# Dataset records

-- start --

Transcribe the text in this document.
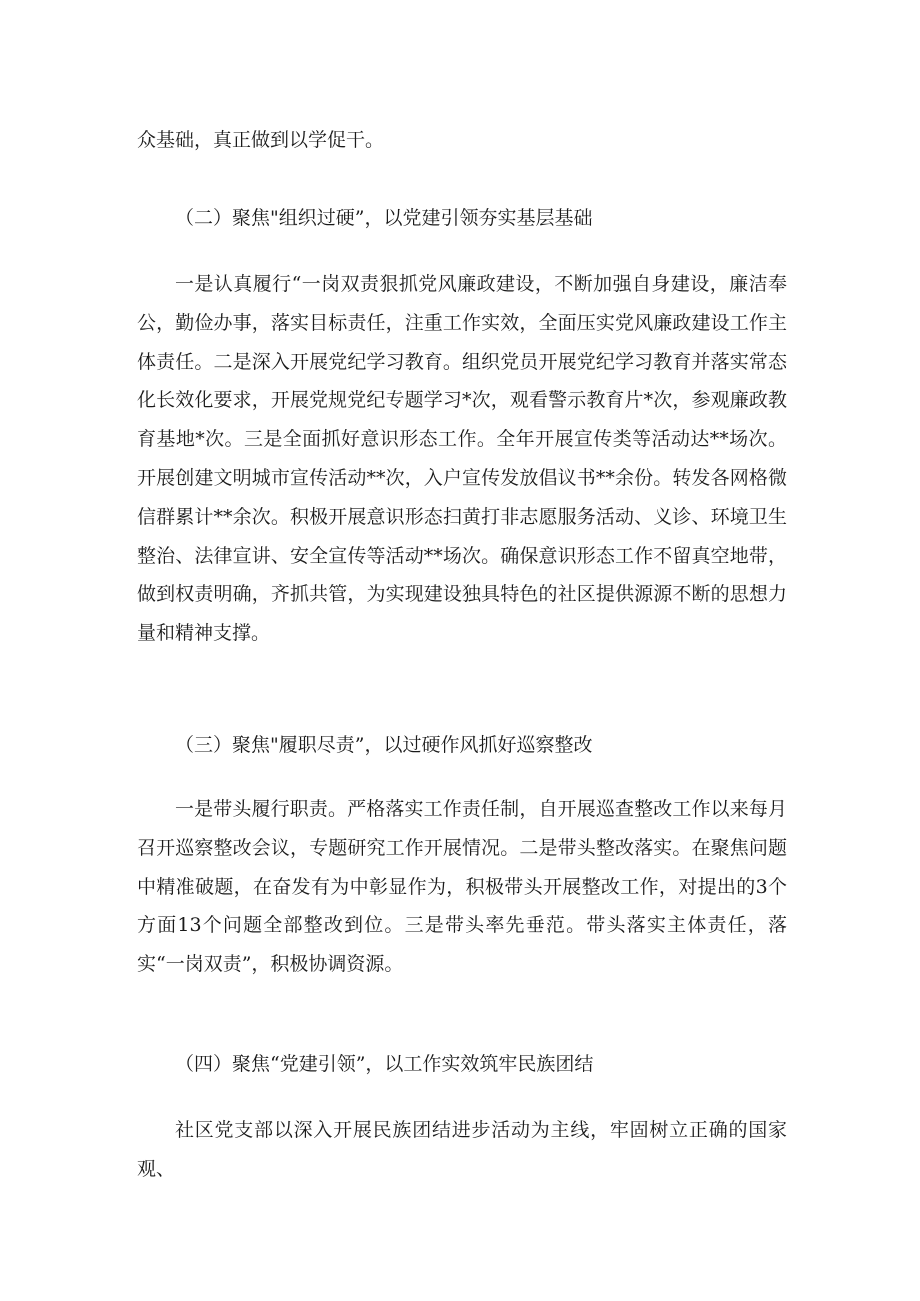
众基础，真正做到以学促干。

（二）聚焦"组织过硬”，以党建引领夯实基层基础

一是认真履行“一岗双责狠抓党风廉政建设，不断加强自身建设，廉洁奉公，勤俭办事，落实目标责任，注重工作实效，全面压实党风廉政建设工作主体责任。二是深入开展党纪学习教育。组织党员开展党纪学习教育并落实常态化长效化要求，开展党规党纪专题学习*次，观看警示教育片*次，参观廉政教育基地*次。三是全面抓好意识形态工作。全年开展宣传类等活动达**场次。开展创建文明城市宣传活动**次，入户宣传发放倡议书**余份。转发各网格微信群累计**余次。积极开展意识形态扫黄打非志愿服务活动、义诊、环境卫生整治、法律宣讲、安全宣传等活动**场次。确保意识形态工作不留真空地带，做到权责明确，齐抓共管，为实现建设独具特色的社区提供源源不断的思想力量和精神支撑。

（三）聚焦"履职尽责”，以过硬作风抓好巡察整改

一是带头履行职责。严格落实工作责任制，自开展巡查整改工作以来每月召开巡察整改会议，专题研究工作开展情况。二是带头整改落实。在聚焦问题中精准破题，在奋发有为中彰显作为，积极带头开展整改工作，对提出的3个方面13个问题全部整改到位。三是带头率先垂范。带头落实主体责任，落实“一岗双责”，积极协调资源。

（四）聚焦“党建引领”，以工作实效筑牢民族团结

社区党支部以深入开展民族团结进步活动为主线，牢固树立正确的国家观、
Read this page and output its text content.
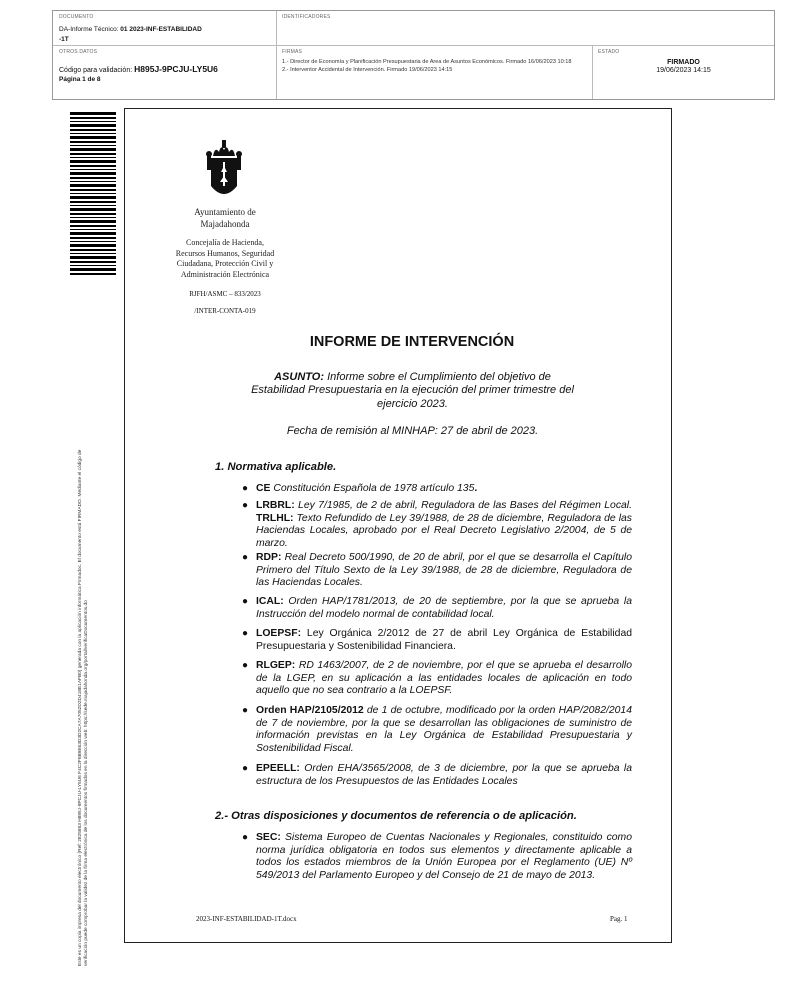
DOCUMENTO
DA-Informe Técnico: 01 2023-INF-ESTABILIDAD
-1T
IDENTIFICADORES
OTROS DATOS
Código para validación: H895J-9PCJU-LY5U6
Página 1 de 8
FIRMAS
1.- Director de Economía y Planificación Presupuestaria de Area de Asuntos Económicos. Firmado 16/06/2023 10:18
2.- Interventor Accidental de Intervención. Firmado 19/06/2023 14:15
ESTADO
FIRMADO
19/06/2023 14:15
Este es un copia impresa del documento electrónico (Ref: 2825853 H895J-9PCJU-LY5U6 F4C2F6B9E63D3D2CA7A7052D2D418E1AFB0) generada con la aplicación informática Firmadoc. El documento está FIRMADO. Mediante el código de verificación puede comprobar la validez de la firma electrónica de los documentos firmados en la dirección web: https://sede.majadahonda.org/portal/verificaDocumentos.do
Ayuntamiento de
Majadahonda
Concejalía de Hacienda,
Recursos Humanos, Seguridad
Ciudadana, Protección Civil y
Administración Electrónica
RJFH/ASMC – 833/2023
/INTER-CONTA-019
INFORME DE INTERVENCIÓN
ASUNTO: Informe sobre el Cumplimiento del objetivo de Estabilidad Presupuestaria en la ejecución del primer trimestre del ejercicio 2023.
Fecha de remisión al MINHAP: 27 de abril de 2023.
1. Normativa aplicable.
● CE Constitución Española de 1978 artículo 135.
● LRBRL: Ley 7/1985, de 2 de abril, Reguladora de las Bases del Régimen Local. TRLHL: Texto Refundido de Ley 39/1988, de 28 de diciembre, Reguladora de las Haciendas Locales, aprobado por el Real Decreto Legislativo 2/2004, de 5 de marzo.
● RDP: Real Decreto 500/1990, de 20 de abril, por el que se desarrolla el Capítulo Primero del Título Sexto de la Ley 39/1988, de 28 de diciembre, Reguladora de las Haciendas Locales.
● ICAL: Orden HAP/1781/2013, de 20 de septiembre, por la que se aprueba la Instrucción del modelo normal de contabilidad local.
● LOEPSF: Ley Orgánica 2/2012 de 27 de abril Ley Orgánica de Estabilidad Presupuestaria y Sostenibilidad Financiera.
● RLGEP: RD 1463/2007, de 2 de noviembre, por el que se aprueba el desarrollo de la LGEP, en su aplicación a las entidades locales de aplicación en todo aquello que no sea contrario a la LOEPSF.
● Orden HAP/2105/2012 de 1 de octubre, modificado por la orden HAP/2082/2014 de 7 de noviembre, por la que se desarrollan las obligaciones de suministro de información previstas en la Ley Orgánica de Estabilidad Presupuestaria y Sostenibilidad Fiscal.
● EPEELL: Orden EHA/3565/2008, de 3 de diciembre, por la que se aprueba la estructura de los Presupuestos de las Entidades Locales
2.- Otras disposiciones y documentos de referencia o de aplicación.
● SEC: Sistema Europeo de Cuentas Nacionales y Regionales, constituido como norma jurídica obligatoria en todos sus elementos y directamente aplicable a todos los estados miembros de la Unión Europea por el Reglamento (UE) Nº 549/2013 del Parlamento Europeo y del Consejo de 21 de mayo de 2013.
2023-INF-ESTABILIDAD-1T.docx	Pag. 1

-- end --
-- start --

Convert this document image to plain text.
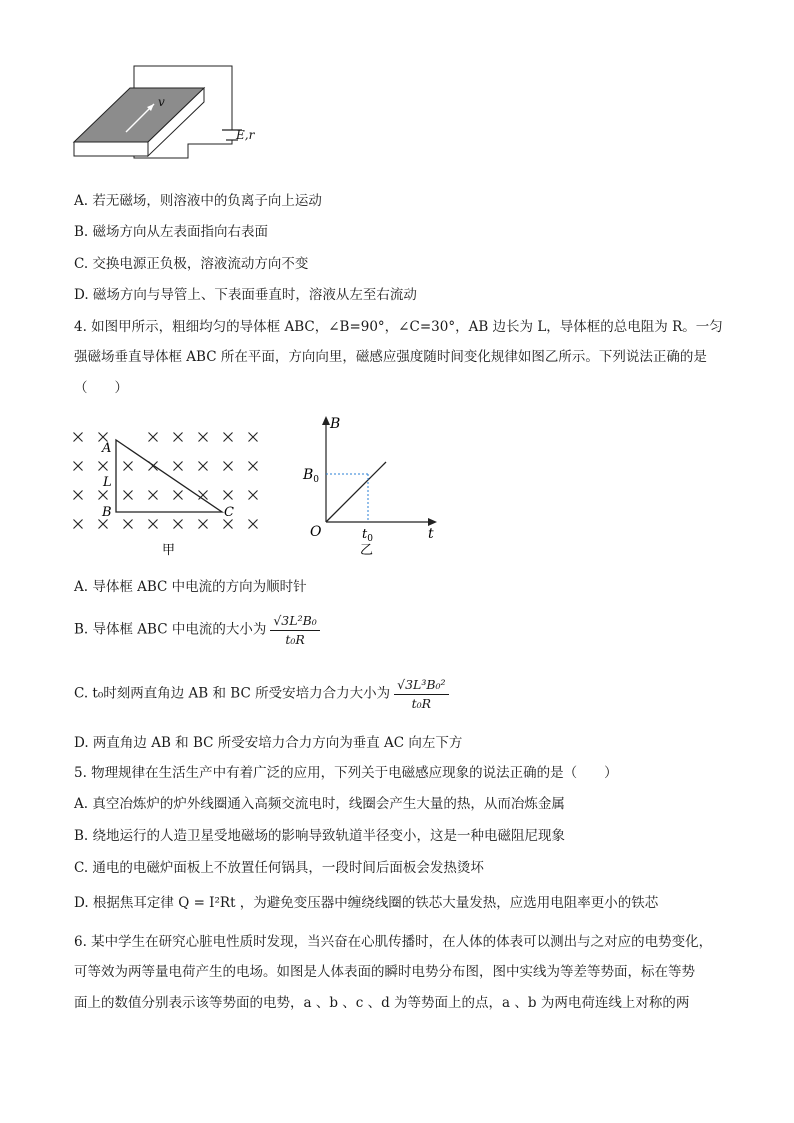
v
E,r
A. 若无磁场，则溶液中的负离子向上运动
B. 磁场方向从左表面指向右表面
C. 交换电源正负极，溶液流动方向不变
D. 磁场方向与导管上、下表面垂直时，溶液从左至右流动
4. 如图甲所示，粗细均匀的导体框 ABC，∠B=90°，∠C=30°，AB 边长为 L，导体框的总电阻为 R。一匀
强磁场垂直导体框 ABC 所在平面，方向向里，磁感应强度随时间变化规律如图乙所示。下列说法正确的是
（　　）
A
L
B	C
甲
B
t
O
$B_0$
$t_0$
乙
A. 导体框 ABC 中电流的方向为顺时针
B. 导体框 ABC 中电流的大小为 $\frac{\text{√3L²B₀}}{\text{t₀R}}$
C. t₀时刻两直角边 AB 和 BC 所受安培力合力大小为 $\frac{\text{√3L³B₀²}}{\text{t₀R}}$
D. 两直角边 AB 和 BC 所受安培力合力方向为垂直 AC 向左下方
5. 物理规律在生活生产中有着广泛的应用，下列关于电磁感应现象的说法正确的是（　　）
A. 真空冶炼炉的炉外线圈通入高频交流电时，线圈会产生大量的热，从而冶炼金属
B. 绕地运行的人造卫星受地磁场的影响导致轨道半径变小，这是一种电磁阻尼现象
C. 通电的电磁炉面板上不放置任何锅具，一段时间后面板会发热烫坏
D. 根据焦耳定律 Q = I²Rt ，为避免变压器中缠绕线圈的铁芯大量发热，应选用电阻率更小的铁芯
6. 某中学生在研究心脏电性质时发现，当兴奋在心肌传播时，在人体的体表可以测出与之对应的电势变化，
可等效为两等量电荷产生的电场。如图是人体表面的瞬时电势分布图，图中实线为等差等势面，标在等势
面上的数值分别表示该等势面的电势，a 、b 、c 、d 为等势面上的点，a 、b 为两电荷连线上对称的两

-- end --
-- start --

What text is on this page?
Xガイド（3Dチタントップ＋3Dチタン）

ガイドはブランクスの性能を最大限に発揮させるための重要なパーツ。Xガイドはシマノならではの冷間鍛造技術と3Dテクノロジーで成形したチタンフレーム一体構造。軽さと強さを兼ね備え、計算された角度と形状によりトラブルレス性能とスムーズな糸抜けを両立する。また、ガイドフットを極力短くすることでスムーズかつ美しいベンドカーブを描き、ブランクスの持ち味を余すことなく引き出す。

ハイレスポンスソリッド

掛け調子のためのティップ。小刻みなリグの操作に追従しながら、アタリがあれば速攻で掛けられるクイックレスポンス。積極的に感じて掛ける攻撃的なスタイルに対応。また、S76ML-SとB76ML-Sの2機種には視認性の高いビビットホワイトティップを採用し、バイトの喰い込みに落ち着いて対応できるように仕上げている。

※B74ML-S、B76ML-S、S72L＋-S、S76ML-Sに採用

-- end --

# What is asked
Track down every line holding the string "Orgánica" and copy it.

# Response for this exercise
● LOEPSF: Ley Orgánica 2/2012 de 27 de abril Ley Orgánica de Estabilidad Presupuestaria y Sostenibilidad Financiera.
● Orden HAP/2105/2012 de 1 de octubre, modificado por la orden HAP/2082/2014 de 7 de noviembre, por la que se desarrollan las obligaciones de suministro de información previstas en la Ley Orgánica de Estabilidad Presupuestaria y Sostenibilidad Fiscal.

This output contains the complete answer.